# [ENTRIES SHOWN]
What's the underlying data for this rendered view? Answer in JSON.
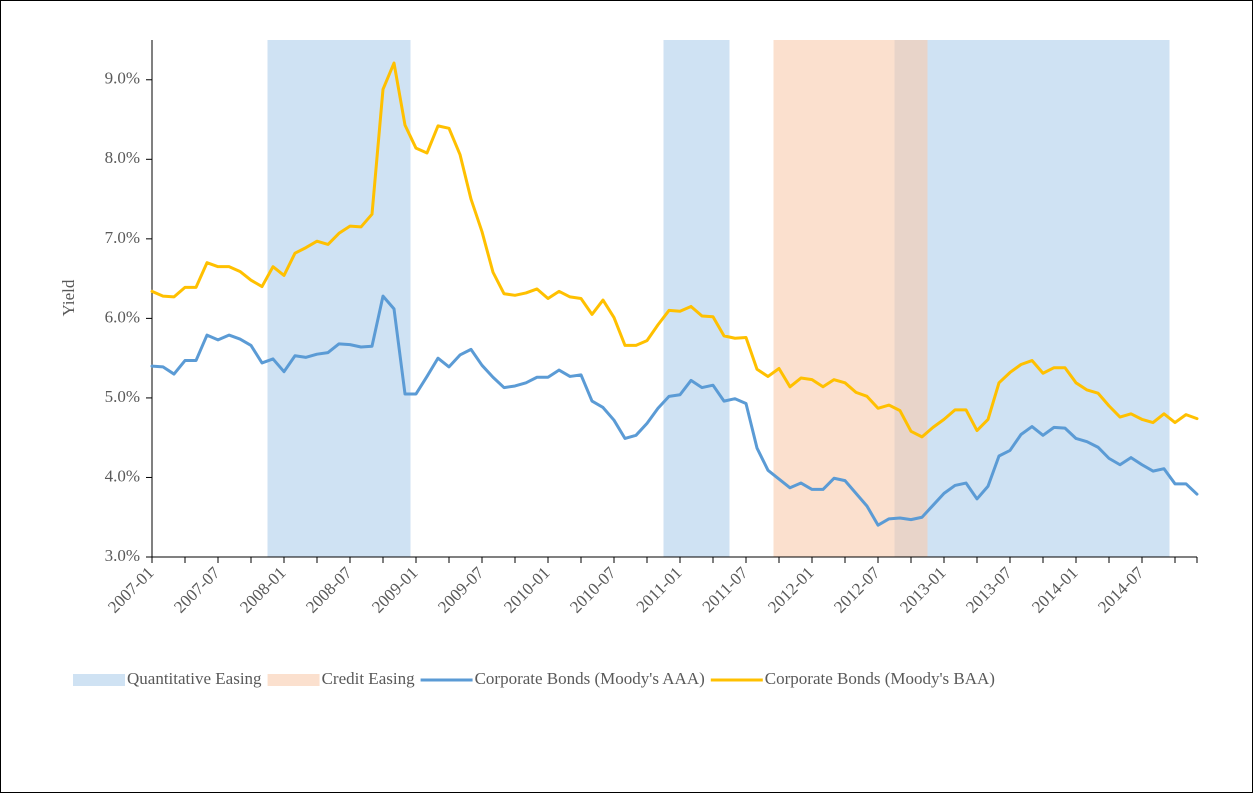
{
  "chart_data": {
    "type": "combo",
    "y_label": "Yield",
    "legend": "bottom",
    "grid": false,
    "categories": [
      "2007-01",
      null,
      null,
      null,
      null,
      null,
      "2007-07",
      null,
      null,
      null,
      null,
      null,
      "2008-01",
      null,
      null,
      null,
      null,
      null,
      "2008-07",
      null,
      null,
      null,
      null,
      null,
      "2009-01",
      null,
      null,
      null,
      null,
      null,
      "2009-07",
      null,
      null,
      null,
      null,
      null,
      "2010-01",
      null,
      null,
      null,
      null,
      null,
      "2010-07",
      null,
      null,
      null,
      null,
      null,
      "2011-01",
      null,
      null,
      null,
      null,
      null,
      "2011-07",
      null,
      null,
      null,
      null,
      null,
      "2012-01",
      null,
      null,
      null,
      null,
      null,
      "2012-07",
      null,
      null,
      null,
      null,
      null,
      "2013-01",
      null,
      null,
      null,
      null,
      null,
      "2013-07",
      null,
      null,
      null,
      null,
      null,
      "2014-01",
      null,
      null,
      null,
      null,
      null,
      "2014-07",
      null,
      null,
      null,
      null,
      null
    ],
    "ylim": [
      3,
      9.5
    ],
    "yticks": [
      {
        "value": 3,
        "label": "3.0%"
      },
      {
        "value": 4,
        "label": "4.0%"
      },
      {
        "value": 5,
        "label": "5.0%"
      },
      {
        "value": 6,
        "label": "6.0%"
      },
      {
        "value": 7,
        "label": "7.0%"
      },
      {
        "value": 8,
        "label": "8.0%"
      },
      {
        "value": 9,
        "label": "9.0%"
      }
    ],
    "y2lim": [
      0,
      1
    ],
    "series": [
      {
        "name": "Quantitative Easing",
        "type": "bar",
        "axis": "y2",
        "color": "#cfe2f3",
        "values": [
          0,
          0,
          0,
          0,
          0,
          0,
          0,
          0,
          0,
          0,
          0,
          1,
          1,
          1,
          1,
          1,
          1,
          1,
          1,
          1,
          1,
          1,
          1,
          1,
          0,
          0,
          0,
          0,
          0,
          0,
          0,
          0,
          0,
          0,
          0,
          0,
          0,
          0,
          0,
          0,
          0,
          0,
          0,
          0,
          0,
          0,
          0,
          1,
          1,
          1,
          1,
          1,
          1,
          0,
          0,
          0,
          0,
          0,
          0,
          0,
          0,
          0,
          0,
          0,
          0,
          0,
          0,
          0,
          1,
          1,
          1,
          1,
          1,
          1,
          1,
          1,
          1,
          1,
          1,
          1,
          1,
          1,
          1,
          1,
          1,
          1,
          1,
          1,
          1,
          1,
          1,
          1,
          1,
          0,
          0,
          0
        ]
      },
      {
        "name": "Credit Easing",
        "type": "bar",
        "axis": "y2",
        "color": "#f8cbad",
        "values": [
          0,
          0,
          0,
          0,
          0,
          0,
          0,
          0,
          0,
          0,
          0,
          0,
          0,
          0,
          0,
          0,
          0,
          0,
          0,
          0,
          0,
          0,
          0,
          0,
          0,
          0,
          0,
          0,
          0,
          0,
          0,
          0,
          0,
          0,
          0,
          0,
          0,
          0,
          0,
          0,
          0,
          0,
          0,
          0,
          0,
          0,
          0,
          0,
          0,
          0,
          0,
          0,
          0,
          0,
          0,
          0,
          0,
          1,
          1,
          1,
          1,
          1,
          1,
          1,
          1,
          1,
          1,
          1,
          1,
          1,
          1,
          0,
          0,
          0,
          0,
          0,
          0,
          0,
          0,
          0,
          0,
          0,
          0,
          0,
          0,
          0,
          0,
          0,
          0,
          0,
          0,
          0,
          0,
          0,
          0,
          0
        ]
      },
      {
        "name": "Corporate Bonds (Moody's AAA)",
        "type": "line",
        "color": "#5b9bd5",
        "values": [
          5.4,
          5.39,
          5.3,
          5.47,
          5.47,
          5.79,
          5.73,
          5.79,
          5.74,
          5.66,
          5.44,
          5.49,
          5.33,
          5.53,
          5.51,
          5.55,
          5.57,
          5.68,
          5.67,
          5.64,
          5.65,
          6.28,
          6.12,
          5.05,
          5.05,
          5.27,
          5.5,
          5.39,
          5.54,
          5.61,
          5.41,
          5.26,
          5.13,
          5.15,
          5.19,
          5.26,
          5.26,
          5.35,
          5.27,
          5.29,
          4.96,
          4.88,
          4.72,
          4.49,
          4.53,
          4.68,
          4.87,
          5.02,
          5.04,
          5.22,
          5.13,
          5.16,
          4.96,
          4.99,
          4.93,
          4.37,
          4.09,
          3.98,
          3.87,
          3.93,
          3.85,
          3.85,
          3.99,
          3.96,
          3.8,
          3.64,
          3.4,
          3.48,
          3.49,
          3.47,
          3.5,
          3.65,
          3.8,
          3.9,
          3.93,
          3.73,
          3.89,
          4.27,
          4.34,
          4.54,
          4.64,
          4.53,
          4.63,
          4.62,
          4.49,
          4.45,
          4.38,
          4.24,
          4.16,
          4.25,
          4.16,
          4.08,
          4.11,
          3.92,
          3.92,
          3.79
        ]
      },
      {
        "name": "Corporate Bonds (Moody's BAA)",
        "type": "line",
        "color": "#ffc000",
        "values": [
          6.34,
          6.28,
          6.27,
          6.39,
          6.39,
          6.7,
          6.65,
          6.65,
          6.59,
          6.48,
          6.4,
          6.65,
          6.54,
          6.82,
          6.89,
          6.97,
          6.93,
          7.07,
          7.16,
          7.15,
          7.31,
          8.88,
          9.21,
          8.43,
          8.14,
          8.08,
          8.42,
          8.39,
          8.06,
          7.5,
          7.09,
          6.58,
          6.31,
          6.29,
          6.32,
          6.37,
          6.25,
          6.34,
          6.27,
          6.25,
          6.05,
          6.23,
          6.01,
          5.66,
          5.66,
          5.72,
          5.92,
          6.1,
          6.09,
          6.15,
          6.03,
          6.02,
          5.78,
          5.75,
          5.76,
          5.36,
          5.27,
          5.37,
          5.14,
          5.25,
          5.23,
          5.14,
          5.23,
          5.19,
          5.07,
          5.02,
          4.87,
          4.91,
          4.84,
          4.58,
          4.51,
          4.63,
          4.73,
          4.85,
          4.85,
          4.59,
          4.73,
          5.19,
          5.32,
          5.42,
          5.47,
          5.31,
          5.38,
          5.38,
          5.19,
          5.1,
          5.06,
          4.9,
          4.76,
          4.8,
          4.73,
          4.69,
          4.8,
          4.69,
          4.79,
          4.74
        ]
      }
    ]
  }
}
...
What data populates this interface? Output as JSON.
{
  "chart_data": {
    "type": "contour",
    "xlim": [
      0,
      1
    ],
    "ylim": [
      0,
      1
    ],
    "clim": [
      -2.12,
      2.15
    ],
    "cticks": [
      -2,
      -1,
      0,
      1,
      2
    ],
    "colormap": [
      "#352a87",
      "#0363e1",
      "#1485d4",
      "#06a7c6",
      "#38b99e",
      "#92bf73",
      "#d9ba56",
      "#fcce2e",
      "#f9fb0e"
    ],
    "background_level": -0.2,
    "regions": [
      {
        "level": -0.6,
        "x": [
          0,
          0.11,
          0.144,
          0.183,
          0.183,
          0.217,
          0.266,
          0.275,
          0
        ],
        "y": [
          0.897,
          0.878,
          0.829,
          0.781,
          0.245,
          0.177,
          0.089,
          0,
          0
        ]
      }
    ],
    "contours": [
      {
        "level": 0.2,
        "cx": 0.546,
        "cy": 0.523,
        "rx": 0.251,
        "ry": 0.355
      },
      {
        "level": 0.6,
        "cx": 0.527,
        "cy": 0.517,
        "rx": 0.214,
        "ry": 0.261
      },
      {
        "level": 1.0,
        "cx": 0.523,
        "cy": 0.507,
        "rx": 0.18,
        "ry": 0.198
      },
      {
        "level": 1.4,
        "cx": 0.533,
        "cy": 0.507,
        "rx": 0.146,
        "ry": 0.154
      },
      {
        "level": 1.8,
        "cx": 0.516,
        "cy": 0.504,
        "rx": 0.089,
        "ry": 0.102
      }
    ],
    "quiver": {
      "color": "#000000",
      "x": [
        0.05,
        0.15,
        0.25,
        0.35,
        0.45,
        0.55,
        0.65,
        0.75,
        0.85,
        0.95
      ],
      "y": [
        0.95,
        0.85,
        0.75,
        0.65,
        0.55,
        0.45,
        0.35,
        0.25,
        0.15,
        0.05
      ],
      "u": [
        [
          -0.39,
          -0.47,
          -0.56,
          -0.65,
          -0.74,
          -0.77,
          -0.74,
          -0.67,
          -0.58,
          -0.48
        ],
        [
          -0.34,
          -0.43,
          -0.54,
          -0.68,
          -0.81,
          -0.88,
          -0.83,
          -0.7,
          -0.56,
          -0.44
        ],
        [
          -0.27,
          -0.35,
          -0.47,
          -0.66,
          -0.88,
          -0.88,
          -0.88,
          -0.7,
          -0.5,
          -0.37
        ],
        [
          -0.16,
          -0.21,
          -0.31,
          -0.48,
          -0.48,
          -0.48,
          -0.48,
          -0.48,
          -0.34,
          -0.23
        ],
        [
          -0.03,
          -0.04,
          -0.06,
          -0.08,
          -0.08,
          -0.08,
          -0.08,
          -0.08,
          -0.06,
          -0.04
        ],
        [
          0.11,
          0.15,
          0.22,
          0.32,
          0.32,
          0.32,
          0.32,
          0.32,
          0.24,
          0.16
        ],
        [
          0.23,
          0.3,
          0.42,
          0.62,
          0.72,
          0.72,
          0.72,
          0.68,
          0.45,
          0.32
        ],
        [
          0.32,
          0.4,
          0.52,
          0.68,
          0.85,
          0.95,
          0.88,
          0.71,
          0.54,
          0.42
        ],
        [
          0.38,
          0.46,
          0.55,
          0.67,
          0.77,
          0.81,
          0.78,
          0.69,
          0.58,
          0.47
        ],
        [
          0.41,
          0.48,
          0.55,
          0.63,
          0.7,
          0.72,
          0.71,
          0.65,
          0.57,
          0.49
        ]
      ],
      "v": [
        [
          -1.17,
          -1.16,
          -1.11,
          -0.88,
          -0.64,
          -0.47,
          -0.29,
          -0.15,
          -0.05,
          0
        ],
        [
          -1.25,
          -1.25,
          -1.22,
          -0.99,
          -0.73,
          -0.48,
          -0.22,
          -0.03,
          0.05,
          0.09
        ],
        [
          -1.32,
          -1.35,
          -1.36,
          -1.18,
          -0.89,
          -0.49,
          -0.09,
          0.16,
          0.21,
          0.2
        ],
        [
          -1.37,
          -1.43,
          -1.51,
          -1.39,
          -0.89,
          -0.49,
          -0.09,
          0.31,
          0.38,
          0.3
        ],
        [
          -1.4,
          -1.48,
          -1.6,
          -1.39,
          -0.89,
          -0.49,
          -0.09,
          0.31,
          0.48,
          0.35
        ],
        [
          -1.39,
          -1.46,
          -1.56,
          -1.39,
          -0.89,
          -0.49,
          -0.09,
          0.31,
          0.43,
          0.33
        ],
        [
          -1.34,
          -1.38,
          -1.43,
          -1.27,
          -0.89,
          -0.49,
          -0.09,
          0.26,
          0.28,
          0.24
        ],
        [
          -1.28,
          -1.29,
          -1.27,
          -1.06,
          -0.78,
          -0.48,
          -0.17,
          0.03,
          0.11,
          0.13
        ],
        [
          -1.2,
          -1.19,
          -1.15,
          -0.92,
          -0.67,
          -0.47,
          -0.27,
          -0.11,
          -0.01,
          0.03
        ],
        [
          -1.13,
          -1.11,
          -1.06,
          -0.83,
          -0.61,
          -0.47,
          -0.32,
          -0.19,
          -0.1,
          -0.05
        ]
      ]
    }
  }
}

# [STATED PROBLEM]
Read the entries above, then pull out the lines that include "Moody".

# [PROBLEM SOLUTION]
        "name": "Corporate Bonds (Moody's AAA)",
        "name": "Corporate Bonds (Moody's BAA)",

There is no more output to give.